### Challenge:
Wherever the string "categories" occurs in a line of these records, report that line.
━━━━━ Raw records ━━━━━
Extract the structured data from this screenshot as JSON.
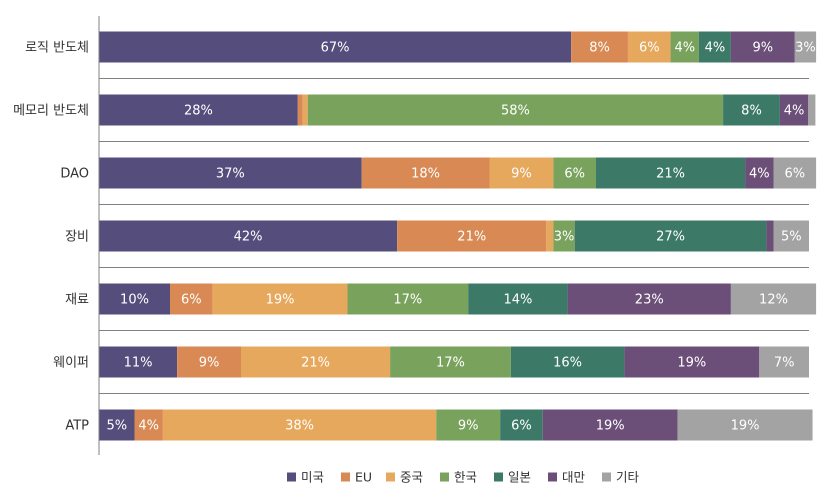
{
  "chart_data": {
    "type": "bar",
    "orientation": "horizontal",
    "stacked": true,
    "normalized": true,
    "categories": [
      "로직 반도체",
      "메모리 반도체",
      "DAO",
      "장비",
      "재료",
      "웨이퍼",
      "ATP"
    ],
    "series": [
      {
        "name": "미국",
        "color": "#554e7d",
        "values": [
          66.5,
          28,
          37,
          42,
          10,
          11,
          5
        ],
        "labels": [
          "67%",
          "28%",
          "37%",
          "42%",
          "10%",
          "11%",
          "5%"
        ]
      },
      {
        "name": "EU",
        "color": "#d98a54",
        "values": [
          8,
          0.7,
          18,
          21,
          6,
          9,
          4
        ],
        "labels": [
          "8%",
          "",
          "18%",
          "21%",
          "6%",
          "9%",
          "4%"
        ]
      },
      {
        "name": "중국",
        "color": "#e6a85c",
        "values": [
          6,
          0.7,
          9,
          1,
          19,
          21,
          38.5
        ],
        "labels": [
          "6%",
          "",
          "9%",
          "",
          "19%",
          "21%",
          "38%"
        ]
      },
      {
        "name": "한국",
        "color": "#79a35d",
        "values": [
          4,
          58.5,
          6,
          3,
          17,
          17,
          9
        ],
        "labels": [
          "4%",
          "58%",
          "6%",
          "3%",
          "17%",
          "17%",
          "9%"
        ]
      },
      {
        "name": "일본",
        "color": "#3c7a67",
        "values": [
          4.5,
          8,
          21,
          27,
          14,
          16,
          6
        ],
        "labels": [
          "4%",
          "8%",
          "21%",
          "27%",
          "14%",
          "16%",
          "6%"
        ]
      },
      {
        "name": "대만",
        "color": "#6b4f78",
        "values": [
          9,
          4,
          4,
          1,
          23,
          19,
          19
        ],
        "labels": [
          "9%",
          "4%",
          "4%",
          "",
          "23%",
          "19%",
          "19%"
        ]
      },
      {
        "name": "기타",
        "color": "#a3a3a3",
        "values": [
          3,
          1,
          6,
          5,
          12,
          7,
          19
        ],
        "labels": [
          "3%",
          "",
          "6%",
          "5%",
          "12%",
          "7%",
          "19%"
        ]
      }
    ],
    "xlim": [
      0,
      100
    ],
    "title": "",
    "xlabel": "",
    "ylabel": "",
    "grid": "horizontal separators between categories",
    "legend_position": "bottom-center"
  }
}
━━━━━
### Solution to this problem:
    "categories": [
    "grid": "horizontal separators between categories",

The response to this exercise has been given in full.